■ **Task statement**
Identify the lines containing the word "image". Copy each one.

+---+

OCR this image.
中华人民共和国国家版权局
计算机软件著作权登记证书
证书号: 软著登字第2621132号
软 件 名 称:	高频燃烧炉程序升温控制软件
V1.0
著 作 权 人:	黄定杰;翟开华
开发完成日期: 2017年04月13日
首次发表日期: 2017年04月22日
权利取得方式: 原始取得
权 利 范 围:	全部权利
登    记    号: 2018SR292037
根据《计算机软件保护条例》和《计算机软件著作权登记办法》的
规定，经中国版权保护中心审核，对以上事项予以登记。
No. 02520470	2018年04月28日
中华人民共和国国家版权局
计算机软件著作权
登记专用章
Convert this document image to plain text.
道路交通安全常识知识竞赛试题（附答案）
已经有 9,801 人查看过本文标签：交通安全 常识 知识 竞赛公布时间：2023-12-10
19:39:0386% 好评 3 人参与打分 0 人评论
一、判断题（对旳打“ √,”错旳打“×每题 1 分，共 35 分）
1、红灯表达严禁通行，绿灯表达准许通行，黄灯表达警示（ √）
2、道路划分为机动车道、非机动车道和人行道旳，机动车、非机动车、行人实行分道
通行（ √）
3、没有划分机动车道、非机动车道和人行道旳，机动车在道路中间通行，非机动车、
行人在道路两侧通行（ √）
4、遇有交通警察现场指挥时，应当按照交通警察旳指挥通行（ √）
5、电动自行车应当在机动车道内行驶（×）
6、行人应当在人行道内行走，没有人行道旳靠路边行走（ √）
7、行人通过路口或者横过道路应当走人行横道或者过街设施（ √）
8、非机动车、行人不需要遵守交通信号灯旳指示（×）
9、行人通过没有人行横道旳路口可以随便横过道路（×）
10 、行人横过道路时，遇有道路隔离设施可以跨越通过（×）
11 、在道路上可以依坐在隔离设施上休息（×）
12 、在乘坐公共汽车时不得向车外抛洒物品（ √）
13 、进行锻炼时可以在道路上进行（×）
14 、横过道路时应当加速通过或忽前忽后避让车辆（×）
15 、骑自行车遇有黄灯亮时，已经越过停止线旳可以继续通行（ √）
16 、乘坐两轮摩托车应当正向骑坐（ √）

+---+

■ **Final result**
OCR this image.
Convert this document image to plain text.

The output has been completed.